◆ **WRITTEN TASK**: Extract every line of the material that holds the string "Saharan".

◆ **EXTRACTED MATERIAL**:
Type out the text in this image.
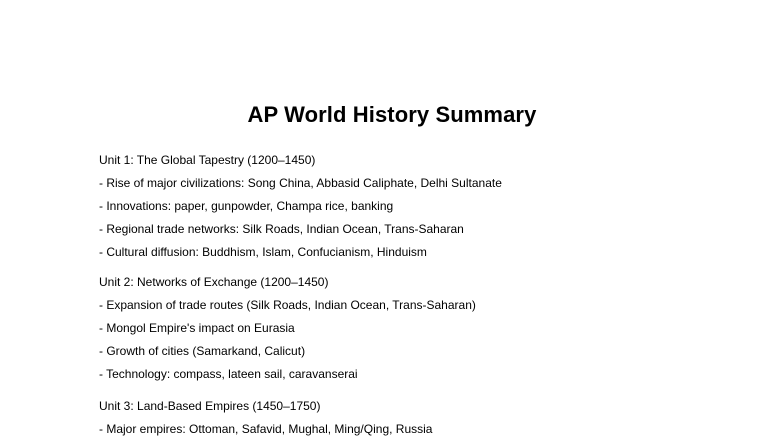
AP World History Summary
Unit 1: The Global Tapestry (1200–1450)
- Rise of major civilizations: Song China, Abbasid Caliphate, Delhi Sultanate
- Innovations: paper, gunpowder, Champa rice, banking
- Regional trade networks: Silk Roads, Indian Ocean, Trans-Saharan
- Cultural diffusion: Buddhism, Islam, Confucianism, Hinduism
Unit 2: Networks of Exchange (1200–1450)
- Expansion of trade routes (Silk Roads, Indian Ocean, Trans-Saharan)
- Mongol Empire's impact on Eurasia
- Growth of cities (Samarkand, Calicut)
- Technology: compass, lateen sail, caravanserai
Unit 3: Land-Based Empires (1450–1750)
- Major empires: Ottoman, Safavid, Mughal, Ming/Qing, Russia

◆ **OUTPUT BELOW**:
- Regional trade networks: Silk Roads, Indian Ocean, Trans-Saharan
- Expansion of trade routes (Silk Roads, Indian Ocean, Trans-Saharan)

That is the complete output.